[Begin]

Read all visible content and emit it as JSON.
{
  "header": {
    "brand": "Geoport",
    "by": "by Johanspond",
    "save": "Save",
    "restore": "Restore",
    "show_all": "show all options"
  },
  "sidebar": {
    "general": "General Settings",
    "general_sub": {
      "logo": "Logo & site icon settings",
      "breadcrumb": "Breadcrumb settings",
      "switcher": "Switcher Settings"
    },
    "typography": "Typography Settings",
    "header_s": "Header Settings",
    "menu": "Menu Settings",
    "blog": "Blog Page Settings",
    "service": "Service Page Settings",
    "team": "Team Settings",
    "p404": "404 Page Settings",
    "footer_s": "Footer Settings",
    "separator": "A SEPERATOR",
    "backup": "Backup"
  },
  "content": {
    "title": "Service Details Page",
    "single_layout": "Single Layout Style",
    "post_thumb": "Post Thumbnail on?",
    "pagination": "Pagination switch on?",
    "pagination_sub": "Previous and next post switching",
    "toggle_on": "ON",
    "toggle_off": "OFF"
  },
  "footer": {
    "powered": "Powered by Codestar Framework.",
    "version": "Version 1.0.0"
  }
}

[End]

#### [AIM]
The records above should be restated word for word, please.

#### [RESULT FOR THIS EXERCISE]
Read all visible content and emit it as JSON.
{
  "header": {
    "brand": "Geoport",
    "by": "by Johanspond",
    "save": "Save",
    "restore": "Restore",
    "show_all": "show all options"
  },
  "sidebar": {
    "general": "General Settings",
    "general_sub": {
      "logo": "Logo & site icon settings",
      "breadcrumb": "Breadcrumb settings",
      "switcher": "Switcher Settings"
    },
    "typography": "Typography Settings",
    "header_s": "Header Settings",
    "menu": "Menu Settings",
    "blog": "Blog Page Settings",
    "service": "Service Page Settings",
    "team": "Team Settings",
    "p404": "404 Page Settings",
    "footer_s": "Footer Settings",
    "separator": "A SEPERATOR",
    "backup": "Backup"
  },
  "content": {
    "title": "Service Details Page",
    "single_layout": "Single Layout Style",
    "post_thumb": "Post Thumbnail on?",
    "pagination": "Pagination switch on?",
    "pagination_sub": "Previous and next post switching",
    "toggle_on": "ON",
    "toggle_off": "OFF"
  },
  "footer": {
    "powered": "Powered by Codestar Framework.",
    "version": "Version 1.0.0"
  }
}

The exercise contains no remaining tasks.